Request A | Write out the rows from the line containing "chat-icon [32, 748, 53, 764]" through the line containing "nav-item-chat[interactable]: 聊天 [2, 734, 82, 800]", keeping every line unchanged.

Text block |
━━━━━━

Semantic vs Syntactic validations

Semantic validation and syntactic validation are two types of validation techniques used in software development to ensure that data entered into a system is accurate and conforms to the requirements of the system.

Syntactic validation checks the syntax of the input data and ensures that it adheres to the prescribed format. It checks whether the data entered is structured correctly and follows the expected syntax rules. For example, if an input field is supposed to accept only numerical data, a syntactic validation would ensure that only numerical characters are entered and reject any non-numeric characters.

Semantic validation, on the other hand, checks the meaning of the input data and ensures that it is valid in the context of the system. It checks whether the input data conforms to the business rules and logic of the system.

For example, if a system requires a date to be entered, a semantic validation would ensure that the date entered is valid, such as it’s not a future date or a date that has already passed.

In summary, syntactic validation checks the structure of the data, while semantic validation checks the meaning of the data. Both types of validation are important to ensure the accuracy and integrity of data entered into a system.

Introduction

Here we have created ‘Framework for semantic validation of observing setups’. This framework provides semantic validation which helps to prevent the users from making errors in their setups. This framework is supporting both MID and LOW schema validation as well as Scheduling Block(MID).

━━━━━━

Request B | Reproduce the stretch of the validation text from "Syntactic validation checks the syntax" through "any non-numeric characters." word for word.

Stored records |
━━━━━━

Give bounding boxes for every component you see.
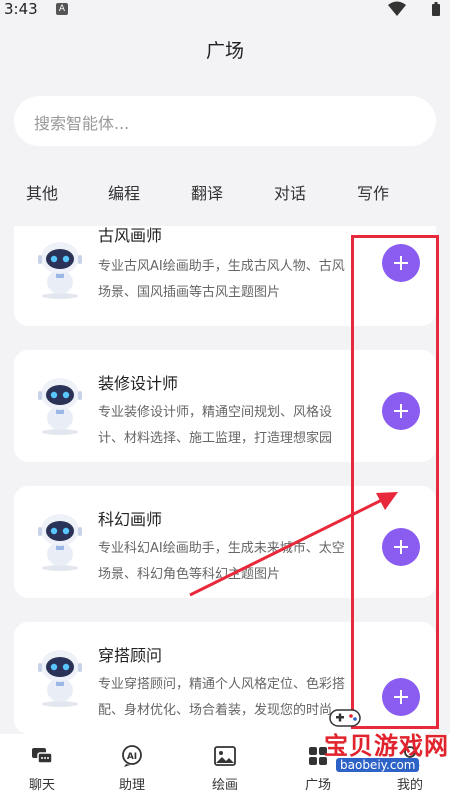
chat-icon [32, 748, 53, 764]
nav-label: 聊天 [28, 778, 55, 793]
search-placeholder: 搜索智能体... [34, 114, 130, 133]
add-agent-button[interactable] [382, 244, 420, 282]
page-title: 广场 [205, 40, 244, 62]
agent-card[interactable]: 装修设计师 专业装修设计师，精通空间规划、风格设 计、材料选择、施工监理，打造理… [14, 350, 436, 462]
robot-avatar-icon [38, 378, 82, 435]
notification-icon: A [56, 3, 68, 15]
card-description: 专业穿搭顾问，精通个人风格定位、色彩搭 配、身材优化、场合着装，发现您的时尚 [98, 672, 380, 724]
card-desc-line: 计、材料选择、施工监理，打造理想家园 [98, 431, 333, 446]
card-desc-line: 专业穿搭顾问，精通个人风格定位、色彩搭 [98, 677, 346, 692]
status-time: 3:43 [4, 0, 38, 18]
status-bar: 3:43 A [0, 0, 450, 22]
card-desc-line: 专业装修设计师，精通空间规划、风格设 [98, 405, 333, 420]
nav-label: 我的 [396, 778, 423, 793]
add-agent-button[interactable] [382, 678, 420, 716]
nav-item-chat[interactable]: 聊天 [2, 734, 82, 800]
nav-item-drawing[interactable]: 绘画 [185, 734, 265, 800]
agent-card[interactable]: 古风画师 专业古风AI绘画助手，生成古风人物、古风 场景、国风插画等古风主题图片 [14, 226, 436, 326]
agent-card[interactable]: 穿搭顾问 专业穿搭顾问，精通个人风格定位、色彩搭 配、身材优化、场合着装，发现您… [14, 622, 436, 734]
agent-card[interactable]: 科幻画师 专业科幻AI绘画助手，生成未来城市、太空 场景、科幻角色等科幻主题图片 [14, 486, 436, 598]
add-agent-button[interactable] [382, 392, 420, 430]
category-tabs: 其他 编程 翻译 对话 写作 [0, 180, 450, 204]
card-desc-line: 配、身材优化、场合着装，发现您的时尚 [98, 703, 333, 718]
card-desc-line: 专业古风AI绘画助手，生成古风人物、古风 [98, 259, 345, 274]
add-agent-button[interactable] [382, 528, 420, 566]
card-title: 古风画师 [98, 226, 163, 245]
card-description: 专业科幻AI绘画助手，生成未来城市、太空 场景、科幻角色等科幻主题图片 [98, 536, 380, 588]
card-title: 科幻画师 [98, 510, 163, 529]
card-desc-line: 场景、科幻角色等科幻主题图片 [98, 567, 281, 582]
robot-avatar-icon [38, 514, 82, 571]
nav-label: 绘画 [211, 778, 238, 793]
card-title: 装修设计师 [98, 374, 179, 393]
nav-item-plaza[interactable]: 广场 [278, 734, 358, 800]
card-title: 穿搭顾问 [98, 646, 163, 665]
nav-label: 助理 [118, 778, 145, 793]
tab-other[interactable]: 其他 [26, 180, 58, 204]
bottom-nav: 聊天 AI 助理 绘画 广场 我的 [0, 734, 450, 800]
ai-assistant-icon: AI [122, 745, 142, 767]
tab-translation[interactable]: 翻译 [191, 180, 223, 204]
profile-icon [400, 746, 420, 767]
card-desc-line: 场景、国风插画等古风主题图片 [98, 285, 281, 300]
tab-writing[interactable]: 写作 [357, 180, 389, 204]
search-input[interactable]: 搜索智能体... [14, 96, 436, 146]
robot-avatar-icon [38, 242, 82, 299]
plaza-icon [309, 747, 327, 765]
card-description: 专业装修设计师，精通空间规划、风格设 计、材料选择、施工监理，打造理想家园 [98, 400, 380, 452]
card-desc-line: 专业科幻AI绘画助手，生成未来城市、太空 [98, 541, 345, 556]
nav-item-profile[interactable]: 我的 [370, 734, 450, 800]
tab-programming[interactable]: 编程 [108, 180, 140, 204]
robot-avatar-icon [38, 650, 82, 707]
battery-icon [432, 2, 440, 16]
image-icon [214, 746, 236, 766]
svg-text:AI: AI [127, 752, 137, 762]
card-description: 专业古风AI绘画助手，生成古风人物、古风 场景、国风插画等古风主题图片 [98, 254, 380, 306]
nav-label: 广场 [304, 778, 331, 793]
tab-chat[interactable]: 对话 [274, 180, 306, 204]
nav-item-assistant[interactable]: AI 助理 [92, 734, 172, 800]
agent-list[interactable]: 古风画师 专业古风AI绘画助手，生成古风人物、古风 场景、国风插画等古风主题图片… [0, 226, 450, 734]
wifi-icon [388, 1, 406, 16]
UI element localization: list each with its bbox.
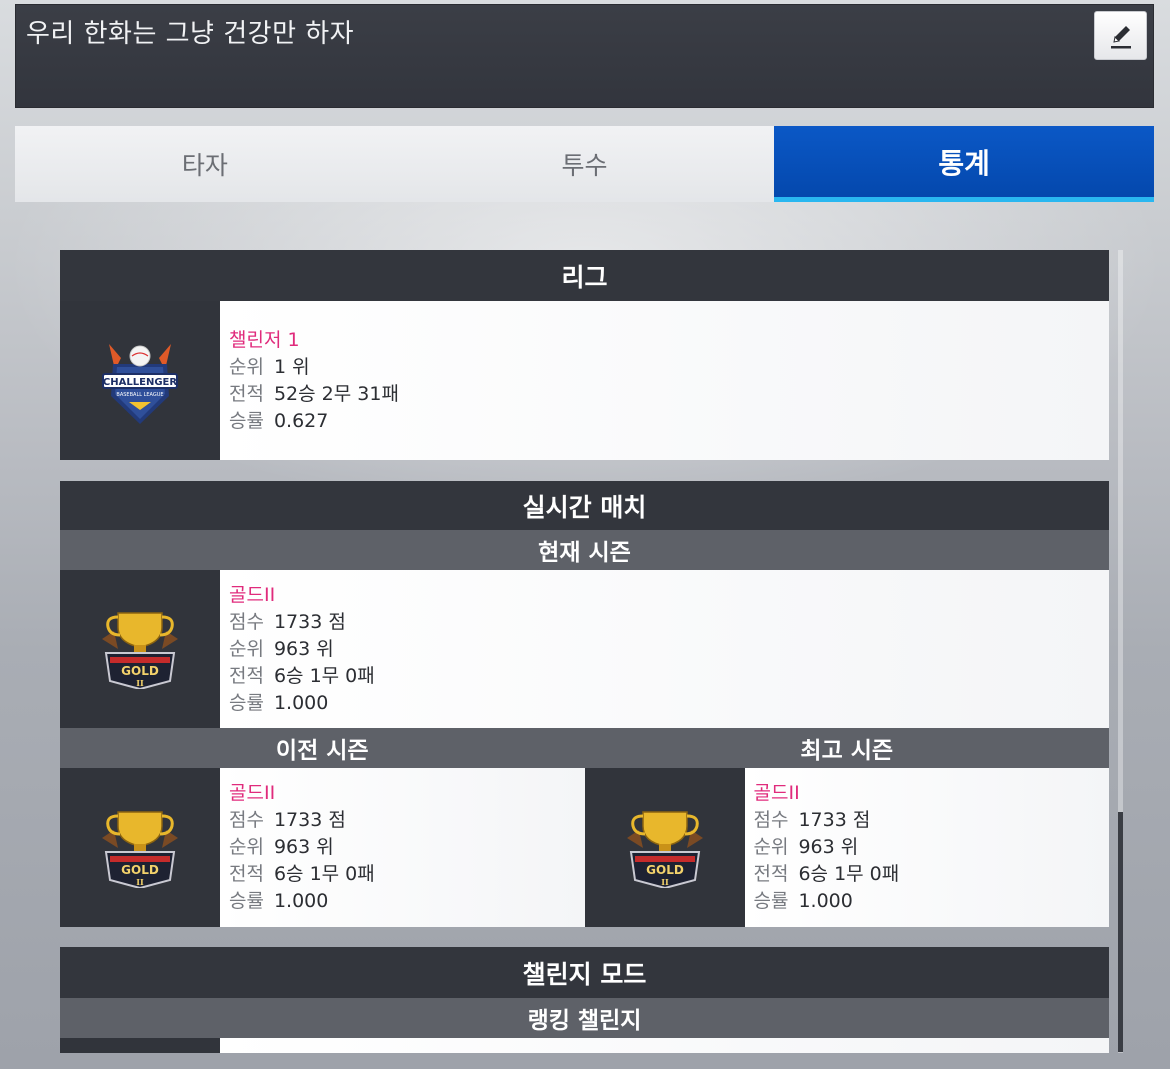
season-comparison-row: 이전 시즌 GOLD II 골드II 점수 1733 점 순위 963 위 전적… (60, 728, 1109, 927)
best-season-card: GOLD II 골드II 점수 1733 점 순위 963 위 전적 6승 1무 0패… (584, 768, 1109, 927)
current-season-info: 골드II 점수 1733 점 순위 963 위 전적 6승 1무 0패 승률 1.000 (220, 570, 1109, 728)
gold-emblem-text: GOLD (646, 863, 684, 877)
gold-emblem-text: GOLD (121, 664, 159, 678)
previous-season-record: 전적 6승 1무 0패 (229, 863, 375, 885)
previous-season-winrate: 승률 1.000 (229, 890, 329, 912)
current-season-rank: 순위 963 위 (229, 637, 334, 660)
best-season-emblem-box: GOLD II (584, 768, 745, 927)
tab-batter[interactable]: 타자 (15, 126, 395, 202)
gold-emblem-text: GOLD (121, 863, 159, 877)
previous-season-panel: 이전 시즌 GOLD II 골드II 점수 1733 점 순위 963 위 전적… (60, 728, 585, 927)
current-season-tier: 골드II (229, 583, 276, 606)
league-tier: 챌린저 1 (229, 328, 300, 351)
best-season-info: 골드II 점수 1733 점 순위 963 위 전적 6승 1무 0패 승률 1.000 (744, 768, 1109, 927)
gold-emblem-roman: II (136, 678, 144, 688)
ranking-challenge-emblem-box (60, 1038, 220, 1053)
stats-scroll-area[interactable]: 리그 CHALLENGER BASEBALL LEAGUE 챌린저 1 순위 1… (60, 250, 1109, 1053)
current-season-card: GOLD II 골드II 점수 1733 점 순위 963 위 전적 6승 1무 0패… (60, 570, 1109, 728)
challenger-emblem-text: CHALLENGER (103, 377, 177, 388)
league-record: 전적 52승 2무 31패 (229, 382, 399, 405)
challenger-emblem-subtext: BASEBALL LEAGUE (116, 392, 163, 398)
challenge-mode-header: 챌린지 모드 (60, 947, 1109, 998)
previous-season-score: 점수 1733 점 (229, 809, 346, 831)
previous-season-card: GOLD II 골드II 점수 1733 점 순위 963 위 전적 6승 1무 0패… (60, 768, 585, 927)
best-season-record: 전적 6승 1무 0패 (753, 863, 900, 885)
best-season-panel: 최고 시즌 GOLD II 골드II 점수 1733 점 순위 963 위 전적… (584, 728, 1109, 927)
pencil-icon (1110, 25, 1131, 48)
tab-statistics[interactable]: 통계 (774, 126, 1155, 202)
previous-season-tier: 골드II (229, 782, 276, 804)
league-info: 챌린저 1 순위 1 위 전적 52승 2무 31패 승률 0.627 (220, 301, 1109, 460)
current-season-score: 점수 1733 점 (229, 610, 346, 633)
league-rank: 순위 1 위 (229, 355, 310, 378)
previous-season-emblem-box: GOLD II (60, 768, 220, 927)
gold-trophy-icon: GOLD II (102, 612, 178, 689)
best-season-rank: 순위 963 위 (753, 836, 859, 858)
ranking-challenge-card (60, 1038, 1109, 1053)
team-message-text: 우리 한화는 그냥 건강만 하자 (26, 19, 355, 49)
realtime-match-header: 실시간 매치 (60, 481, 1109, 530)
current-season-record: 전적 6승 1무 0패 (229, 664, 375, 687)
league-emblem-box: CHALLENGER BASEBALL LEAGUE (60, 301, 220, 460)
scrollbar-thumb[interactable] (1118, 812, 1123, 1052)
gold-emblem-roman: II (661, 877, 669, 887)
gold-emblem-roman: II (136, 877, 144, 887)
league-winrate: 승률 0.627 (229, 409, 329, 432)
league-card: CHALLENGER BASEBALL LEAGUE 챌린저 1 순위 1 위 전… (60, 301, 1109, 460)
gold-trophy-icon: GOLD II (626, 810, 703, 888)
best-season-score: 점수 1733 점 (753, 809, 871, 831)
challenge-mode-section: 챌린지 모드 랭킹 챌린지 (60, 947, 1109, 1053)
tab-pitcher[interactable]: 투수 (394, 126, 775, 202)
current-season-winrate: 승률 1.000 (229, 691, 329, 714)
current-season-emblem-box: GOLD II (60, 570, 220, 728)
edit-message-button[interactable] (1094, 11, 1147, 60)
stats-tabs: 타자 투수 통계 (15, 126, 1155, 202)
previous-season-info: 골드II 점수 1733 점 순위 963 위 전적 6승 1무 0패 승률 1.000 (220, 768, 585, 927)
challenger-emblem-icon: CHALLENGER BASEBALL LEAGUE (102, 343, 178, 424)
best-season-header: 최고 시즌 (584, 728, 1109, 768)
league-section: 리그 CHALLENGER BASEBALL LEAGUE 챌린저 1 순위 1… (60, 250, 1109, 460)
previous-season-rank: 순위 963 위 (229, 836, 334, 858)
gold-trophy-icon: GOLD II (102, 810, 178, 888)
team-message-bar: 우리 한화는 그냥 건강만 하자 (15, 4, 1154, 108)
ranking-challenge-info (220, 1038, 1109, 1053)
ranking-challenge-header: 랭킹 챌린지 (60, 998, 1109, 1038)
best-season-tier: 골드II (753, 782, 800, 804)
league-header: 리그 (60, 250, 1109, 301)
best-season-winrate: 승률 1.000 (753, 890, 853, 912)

━━━━━━

Full output A |
chat-icon [32, 748, 53, 764]
nav-label: 聊天 [28, 778, 55, 793]
search-placeholder: 搜索智能体... [34, 114, 130, 133]
add-agent-button[interactable] [382, 244, 420, 282]
page-title: 广场 [205, 40, 244, 62]
agent-card[interactable]: 装修设计师 专业装修设计师，精通空间规划、风格设 计、材料选择、施工监理，打造理… [14, 350, 436, 462]
robot-avatar-icon [38, 378, 82, 435]
notification-icon: A [56, 3, 68, 15]
card-description: 专业穿搭顾问，精通个人风格定位、色彩搭 配、身材优化、场合着装，发现您的时尚 [98, 672, 380, 724]
card-desc-line: 计、材料选择、施工监理，打造理想家园 [98, 431, 333, 446]
card-desc-line: 专业穿搭顾问，精通个人风格定位、色彩搭 [98, 677, 346, 692]
status-time: 3:43 [4, 0, 38, 18]
status-bar: 3:43 A [0, 0, 450, 22]
card-desc-line: 专业装修设计师，精通空间规划、风格设 [98, 405, 333, 420]
nav-label: 我的 [396, 778, 423, 793]
add-agent-button[interactable] [382, 678, 420, 716]
nav-item-chat[interactable]: 聊天 [2, 734, 82, 800]

Full output B |
Syntactic validation checks the syntax of the input data and ensures that it adheres to the prescribed format. It checks whether the data entered is structured correctly and follows the expected syntax rules. For example, if an input field is supposed to accept only numerical data, a syntactic validation would ensure that only numerical characters are entered and reject any non-numeric characters.